Brief:
Each line of the material below should be reproduced exactly.

Data lines:

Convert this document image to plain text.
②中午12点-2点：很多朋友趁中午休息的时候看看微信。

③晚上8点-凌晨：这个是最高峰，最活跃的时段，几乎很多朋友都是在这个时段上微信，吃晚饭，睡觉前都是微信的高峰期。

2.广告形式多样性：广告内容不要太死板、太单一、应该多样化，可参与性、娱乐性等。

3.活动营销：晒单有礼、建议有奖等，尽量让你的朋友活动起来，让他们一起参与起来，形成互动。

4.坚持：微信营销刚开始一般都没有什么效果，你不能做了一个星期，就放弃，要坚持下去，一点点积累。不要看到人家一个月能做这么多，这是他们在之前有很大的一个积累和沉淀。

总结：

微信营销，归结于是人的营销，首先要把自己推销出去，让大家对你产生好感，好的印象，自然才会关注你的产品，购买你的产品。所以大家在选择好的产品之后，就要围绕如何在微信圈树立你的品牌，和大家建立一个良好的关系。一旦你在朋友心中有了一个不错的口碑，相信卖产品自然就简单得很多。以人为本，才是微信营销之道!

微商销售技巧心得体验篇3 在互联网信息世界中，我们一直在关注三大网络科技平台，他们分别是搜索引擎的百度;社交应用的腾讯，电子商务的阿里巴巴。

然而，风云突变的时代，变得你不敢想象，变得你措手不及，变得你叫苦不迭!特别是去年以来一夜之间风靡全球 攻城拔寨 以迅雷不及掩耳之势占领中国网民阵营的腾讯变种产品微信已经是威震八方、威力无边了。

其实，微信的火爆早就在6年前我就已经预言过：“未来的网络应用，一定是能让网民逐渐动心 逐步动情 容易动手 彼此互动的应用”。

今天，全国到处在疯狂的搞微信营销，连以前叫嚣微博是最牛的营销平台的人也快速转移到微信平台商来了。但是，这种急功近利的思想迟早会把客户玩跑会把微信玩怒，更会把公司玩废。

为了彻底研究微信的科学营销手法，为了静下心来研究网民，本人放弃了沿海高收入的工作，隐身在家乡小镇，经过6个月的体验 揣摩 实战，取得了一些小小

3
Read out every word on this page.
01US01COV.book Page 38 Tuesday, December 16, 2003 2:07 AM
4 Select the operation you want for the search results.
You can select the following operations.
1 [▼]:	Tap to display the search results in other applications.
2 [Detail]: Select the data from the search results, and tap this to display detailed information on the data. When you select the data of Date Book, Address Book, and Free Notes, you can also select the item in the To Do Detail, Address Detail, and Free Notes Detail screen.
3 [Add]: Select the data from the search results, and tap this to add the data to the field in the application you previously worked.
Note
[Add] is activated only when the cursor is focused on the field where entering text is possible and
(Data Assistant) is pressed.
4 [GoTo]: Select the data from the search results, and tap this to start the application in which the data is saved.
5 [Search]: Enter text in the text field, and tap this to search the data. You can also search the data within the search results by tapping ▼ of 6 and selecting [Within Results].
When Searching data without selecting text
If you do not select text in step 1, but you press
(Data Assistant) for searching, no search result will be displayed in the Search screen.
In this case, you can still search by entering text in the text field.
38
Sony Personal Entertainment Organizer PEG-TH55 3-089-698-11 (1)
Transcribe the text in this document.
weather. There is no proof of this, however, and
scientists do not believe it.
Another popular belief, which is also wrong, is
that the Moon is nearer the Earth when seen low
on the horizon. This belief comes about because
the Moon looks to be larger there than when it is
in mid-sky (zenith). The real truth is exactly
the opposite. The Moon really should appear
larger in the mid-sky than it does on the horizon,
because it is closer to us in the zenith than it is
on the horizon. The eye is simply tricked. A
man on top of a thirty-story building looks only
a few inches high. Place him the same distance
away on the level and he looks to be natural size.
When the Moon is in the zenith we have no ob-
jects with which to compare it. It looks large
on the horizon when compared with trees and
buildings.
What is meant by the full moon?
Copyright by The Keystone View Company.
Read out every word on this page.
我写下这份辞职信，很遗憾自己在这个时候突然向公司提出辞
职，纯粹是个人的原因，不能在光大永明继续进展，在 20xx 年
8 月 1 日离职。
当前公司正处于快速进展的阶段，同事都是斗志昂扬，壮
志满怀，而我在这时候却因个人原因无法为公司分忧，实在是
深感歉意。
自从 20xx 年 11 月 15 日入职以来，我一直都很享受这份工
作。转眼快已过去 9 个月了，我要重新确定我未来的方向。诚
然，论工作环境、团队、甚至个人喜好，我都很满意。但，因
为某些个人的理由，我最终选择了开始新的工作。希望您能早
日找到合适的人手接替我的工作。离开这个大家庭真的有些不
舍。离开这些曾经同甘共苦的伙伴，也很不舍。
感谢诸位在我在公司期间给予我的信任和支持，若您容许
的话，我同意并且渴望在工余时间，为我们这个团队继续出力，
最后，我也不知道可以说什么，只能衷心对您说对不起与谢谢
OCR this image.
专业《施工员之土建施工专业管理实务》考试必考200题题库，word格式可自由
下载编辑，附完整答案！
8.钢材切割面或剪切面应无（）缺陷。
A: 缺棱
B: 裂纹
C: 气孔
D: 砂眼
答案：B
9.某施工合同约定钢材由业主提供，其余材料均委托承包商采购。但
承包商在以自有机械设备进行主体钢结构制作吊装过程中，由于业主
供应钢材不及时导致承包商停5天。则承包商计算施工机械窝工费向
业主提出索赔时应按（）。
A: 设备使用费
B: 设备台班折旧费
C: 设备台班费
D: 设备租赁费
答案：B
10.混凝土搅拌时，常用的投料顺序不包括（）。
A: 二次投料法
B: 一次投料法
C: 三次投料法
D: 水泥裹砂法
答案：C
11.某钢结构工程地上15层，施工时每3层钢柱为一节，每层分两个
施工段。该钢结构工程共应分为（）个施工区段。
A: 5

Exercise output:
Convert this document image to plain text.
②中午12点-2点：很多朋友趁中午休息的时候看看微信。

③晚上8点-凌晨：这个是最高峰，最活跃的时段，几乎很多朋友都是在这个时段上微信，吃晚饭，睡觉前都是微信的高峰期。

2.广告形式多样性：广告内容不要太死板、太单一、应该多样化，可参与性、娱乐性等。

3.活动营销：晒单有礼、建议有奖等，尽量让你的朋友活动起来，让他们一起参与起来，形成互动。

4.坚持：微信营销刚开始一般都没有什么效果，你不能做了一个星期，就放弃，要坚持下去，一点点积累。不要看到人家一个月能做这么多，这是他们在之前有很大的一个积累和沉淀。

总结：

微信营销，归结于是人的营销，首先要把自己推销出去，让大家对你产生好感，好的印象，自然才会关注你的产品，购买你的产品。所以大家在选择好的产品之后，就要围绕如何在微信圈树立你的品牌，和大家建立一个良好的关系。一旦你在朋友心中有了一个不错的口碑，相信卖产品自然就简单得很多。以人为本，才是微信营销之道!

微商销售技巧心得体验篇3 在互联网信息世界中，我们一直在关注三大网络科技平台，他们分别是搜索引擎的百度;社交应用的腾讯，电子商务的阿里巴巴。

然而，风云突变的时代，变得你不敢想象，变得你措手不及，变得你叫苦不迭!特别是去年以来一夜之间风靡全球 攻城拔寨 以迅雷不及掩耳之势占领中国网民阵营的腾讯变种产品微信已经是威震八方、威力无边了。

其实，微信的火爆早就在6年前我就已经预言过：“未来的网络应用，一定是能让网民逐渐动心 逐步动情 容易动手 彼此互动的应用”。

今天，全国到处在疯狂的搞微信营销，连以前叫嚣微博是最牛的营销平台的人也快速转移到微信平台商来了。但是，这种急功近利的思想迟早会把客户玩跑会把微信玩怒，更会把公司玩废。

为了彻底研究微信的科学营销手法，为了静下心来研究网民，本人放弃了沿海高收入的工作，隐身在家乡小镇，经过6个月的体验 揣摩 实战，取得了一些小小

3
Read out every word on this page.
01US01COV.book Page 38 Tuesday, December 16, 2003 2:07 AM
4 Select the operation you want for the search results.
You can select the following operations.
1 [▼]:	Tap to display the search results in other applications.
2 [Detail]: Select the data from the search results, and tap this to display detailed information on the data. When you select the data of Date Book, Address Book, and Free Notes, you can also select the item in the To Do Detail, Address Detail, and Free Notes Detail screen.
3 [Add]: Select the data from the search results, and tap this to add the data to the field in the application you previously worked.
Note
[Add] is activated only when the cursor is focused on the field where entering text is possible and
(Data Assistant) is pressed.
4 [GoTo]: Select the data from the search results, and tap this to start the application in which the data is saved.
5 [Search]: Enter text in the text field, and tap this to search the data. You can also search the data within the search results by tapping ▼ of 6 and selecting [Within Results].
When Searching data without selecting text
If you do not select text in step 1, but you press
(Data Assistant) for searching, no search result will be displayed in the Search screen.
In this case, you can still search by entering text in the text field.
38
Sony Personal Entertainment Organizer PEG-TH55 3-089-698-11 (1)
Transcribe the text in this document.
weather. There is no proof of this, however, and
scientists do not believe it.
Another popular belief, which is also wrong, is
that the Moon is nearer the Earth when seen low
on the horizon. This belief comes about because
the Moon looks to be larger there than when it is
in mid-sky (zenith). The real truth is exactly
the opposite. The Moon really should appear
larger in the mid-sky than it does on the horizon,
because it is closer to us in the zenith than it is
on the horizon. The eye is simply tricked. A
man on top of a thirty-story building looks only
a few inches high. Place him the same distance
away on the level and he looks to be natural size.
When the Moon is in the zenith we have no ob-
jects with which to compare it. It looks large
on the horizon when compared with trees and
buildings.
What is meant by the full moon?
Copyright by The Keystone View Company.
Read out every word on this page.
我写下这份辞职信，很遗憾自己在这个时候突然向公司提出辞
职，纯粹是个人的原因，不能在光大永明继续进展，在 20xx 年
8 月 1 日离职。
当前公司正处于快速进展的阶段，同事都是斗志昂扬，壮
志满怀，而我在这时候却因个人原因无法为公司分忧，实在是
深感歉意。
自从 20xx 年 11 月 15 日入职以来，我一直都很享受这份工
作。转眼快已过去 9 个月了，我要重新确定我未来的方向。诚
然，论工作环境、团队、甚至个人喜好，我都很满意。但，因
为某些个人的理由，我最终选择了开始新的工作。希望您能早
日找到合适的人手接替我的工作。离开这个大家庭真的有些不
舍。离开这些曾经同甘共苦的伙伴，也很不舍。
感谢诸位在我在公司期间给予我的信任和支持，若您容许
的话，我同意并且渴望在工余时间，为我们这个团队继续出力，
最后，我也不知道可以说什么，只能衷心对您说对不起与谢谢
OCR this image.
专业《施工员之土建施工专业管理实务》考试必考200题题库，word格式可自由
下载编辑，附完整答案！
8.钢材切割面或剪切面应无（）缺陷。
A: 缺棱
B: 裂纹
C: 气孔
D: 砂眼
答案：B
9.某施工合同约定钢材由业主提供，其余材料均委托承包商采购。但
承包商在以自有机械设备进行主体钢结构制作吊装过程中，由于业主
供应钢材不及时导致承包商停5天。则承包商计算施工机械窝工费向
业主提出索赔时应按（）。
A: 设备使用费
B: 设备台班折旧费
C: 设备台班费
D: 设备租赁费
答案：B
10.混凝土搅拌时，常用的投料顺序不包括（）。
A: 二次投料法
B: 一次投料法
C: 三次投料法
D: 水泥裹砂法
答案：C
11.某钢结构工程地上15层，施工时每3层钢柱为一节，每层分两个
施工段。该钢结构工程共应分为（）个施工区段。
A: 5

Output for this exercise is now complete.